* Start Entries provided *

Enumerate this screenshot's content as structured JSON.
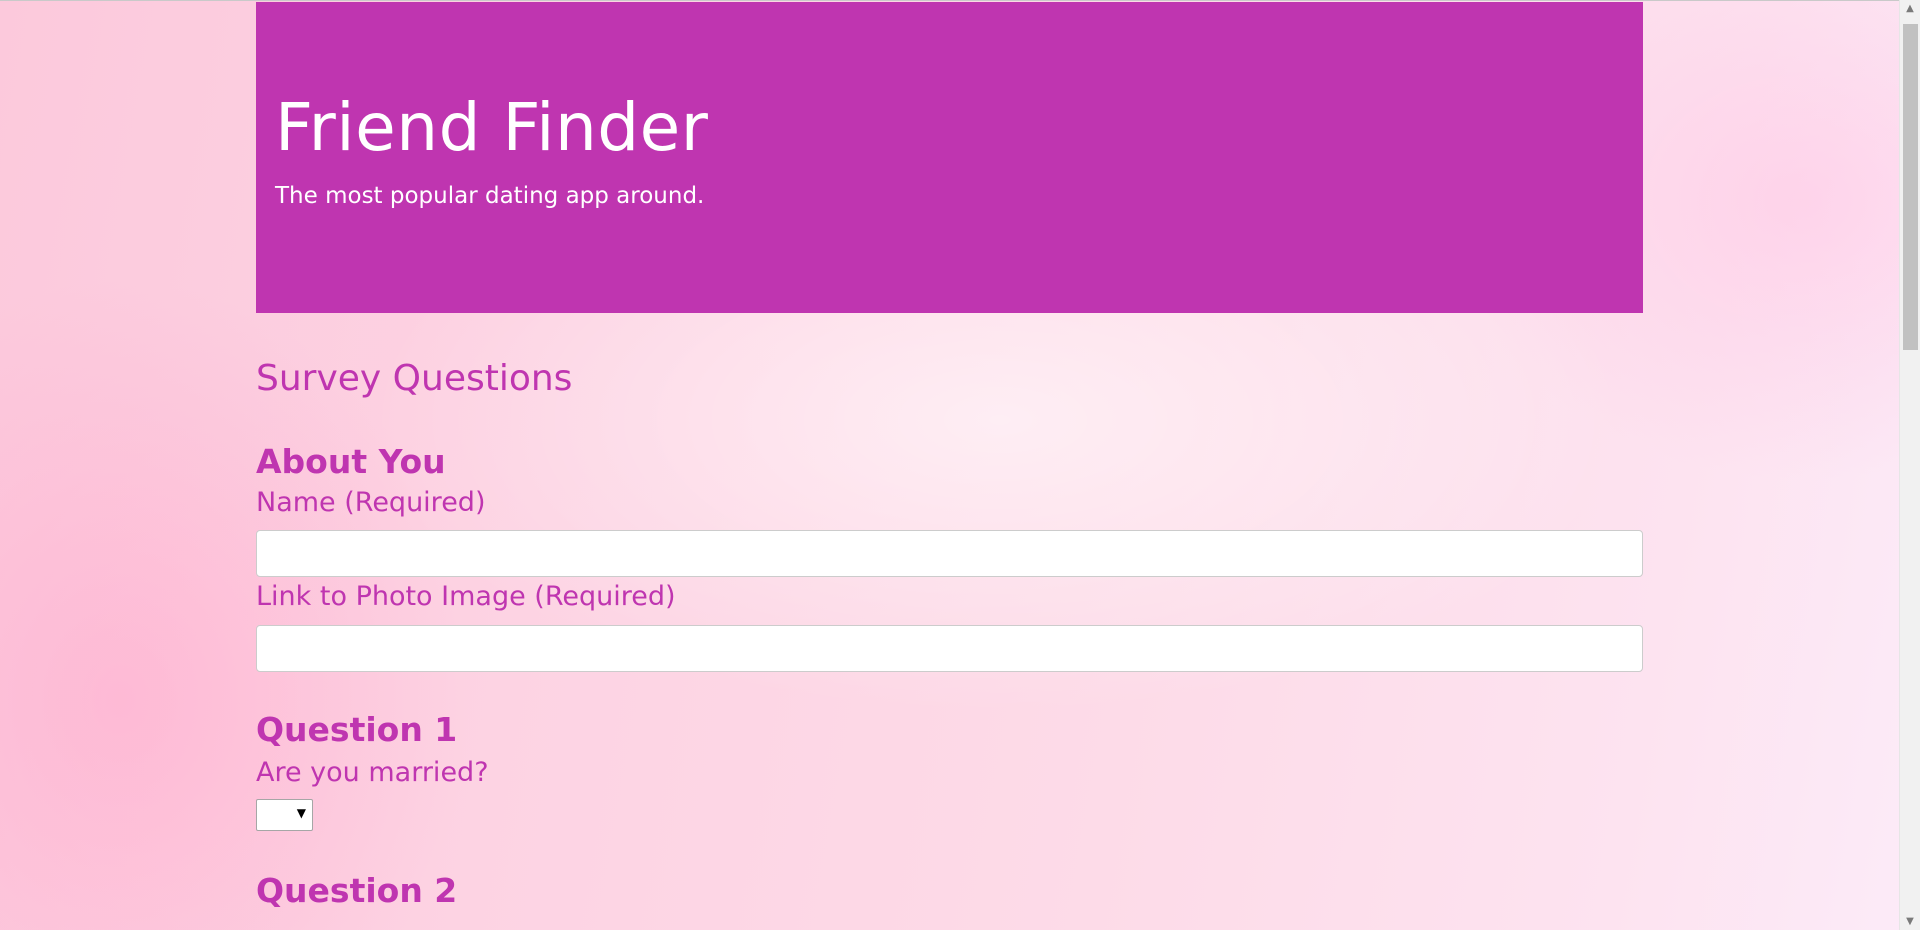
{
  "header": {
    "title": "Friend Finder",
    "subtitle": "The most popular dating app around."
  },
  "survey": {
    "title": "Survey Questions",
    "about": {
      "heading": "About You",
      "name_label": "Name (Required)",
      "name_value": "",
      "photo_label": "Link to Photo Image (Required)",
      "photo_value": ""
    },
    "questions": [
      {
        "heading": "Question 1",
        "text": "Are you married?",
        "selected": ""
      },
      {
        "heading": "Question 2"
      }
    ]
  },
  "colors": {
    "accent": "#bf35b0",
    "header_text": "#ffffff"
  },
  "icons": {
    "select_arrow": "triangle-down",
    "scroll_up": "triangle-up",
    "scroll_down": "triangle-down"
  }
}
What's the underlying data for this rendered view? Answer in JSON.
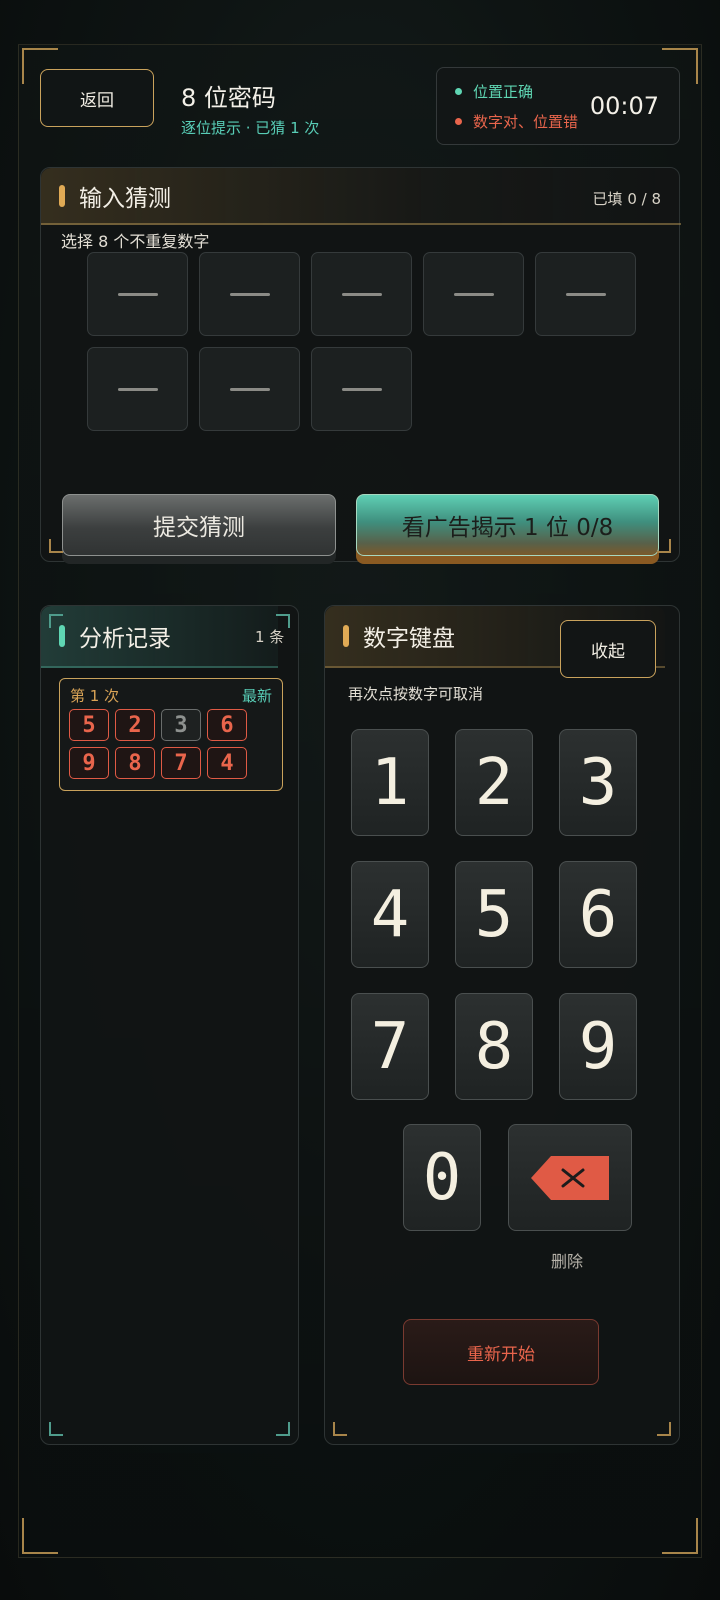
{
  "header": {
    "back_label": "返回",
    "title": "8 位密码",
    "subtitle": "逐位提示 · 已猜 1 次",
    "legend_correct": "位置正确",
    "legend_misplaced": "数字对、位置错",
    "timer": "00:07"
  },
  "input_panel": {
    "title": "输入猜测",
    "filled_count": "已填 0 / 8",
    "hint": "选择 8 个不重复数字",
    "slots": [
      "",
      "",
      "",
      "",
      "",
      "",
      "",
      ""
    ],
    "submit_label": "提交猜测",
    "ad_reveal_label": "看广告揭示 1 位 0/8"
  },
  "analysis_panel": {
    "title": "分析记录",
    "count": "1 条",
    "records": [
      {
        "label": "第 1 次",
        "badge": "最新",
        "digits": [
          "5",
          "2",
          "3",
          "6",
          "9",
          "8",
          "7",
          "4"
        ],
        "states": [
          "misplaced",
          "misplaced",
          "absent",
          "misplaced",
          "misplaced",
          "misplaced",
          "misplaced",
          "misplaced"
        ]
      }
    ]
  },
  "keypad_panel": {
    "title": "数字键盘",
    "collapse_label": "收起",
    "hint": "再次点按数字可取消",
    "keys": [
      "1",
      "2",
      "3",
      "4",
      "5",
      "6",
      "7",
      "8",
      "9",
      "0"
    ],
    "delete_label": "删除",
    "restart_label": "重新开始"
  },
  "colors": {
    "accent_gold": "#c9a25c",
    "correct": "#5fd6b3",
    "misplaced": "#e9654c",
    "teal_text": "#58cdb6"
  }
}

* End Entries provided *

-- Instructions to follow --
The records above must be printed exactly; the pictures stay out.

-- Task answer --
Enumerate this screenshot's content as structured JSON.
{
  "header": {
    "title": "Friend Finder",
    "subtitle": "The most popular dating app around."
  },
  "survey": {
    "title": "Survey Questions",
    "about": {
      "heading": "About You",
      "name_label": "Name (Required)",
      "name_value": "",
      "photo_label": "Link to Photo Image (Required)",
      "photo_value": ""
    },
    "questions": [
      {
        "heading": "Question 1",
        "text": "Are you married?",
        "selected": ""
      },
      {
        "heading": "Question 2"
      }
    ]
  },
  "colors": {
    "accent": "#bf35b0",
    "header_text": "#ffffff"
  },
  "icons": {
    "select_arrow": "triangle-down",
    "scroll_up": "triangle-up",
    "scroll_down": "triangle-down"
  }
}
What's the underlying data for this rendered view? Answer in JSON.
{
  "header": {
    "back_label": "返回",
    "title": "8 位密码",
    "subtitle": "逐位提示 · 已猜 1 次",
    "legend_correct": "位置正确",
    "legend_misplaced": "数字对、位置错",
    "timer": "00:07"
  },
  "input_panel": {
    "title": "输入猜测",
    "filled_count": "已填 0 / 8",
    "hint": "选择 8 个不重复数字",
    "slots": [
      "",
      "",
      "",
      "",
      "",
      "",
      "",
      ""
    ],
    "submit_label": "提交猜测",
    "ad_reveal_label": "看广告揭示 1 位 0/8"
  },
  "analysis_panel": {
    "title": "分析记录",
    "count": "1 条",
    "records": [
      {
        "label": "第 1 次",
        "badge": "最新",
        "digits": [
          "5",
          "2",
          "3",
          "6",
          "9",
          "8",
          "7",
          "4"
        ],
        "states": [
          "misplaced",
          "misplaced",
          "absent",
          "misplaced",
          "misplaced",
          "misplaced",
          "misplaced",
          "misplaced"
        ]
      }
    ]
  },
  "keypad_panel": {
    "title": "数字键盘",
    "collapse_label": "收起",
    "hint": "再次点按数字可取消",
    "keys": [
      "1",
      "2",
      "3",
      "4",
      "5",
      "6",
      "7",
      "8",
      "9",
      "0"
    ],
    "delete_label": "删除",
    "restart_label": "重新开始"
  },
  "colors": {
    "accent_gold": "#c9a25c",
    "correct": "#5fd6b3",
    "misplaced": "#e9654c",
    "teal_text": "#58cdb6"
  }
}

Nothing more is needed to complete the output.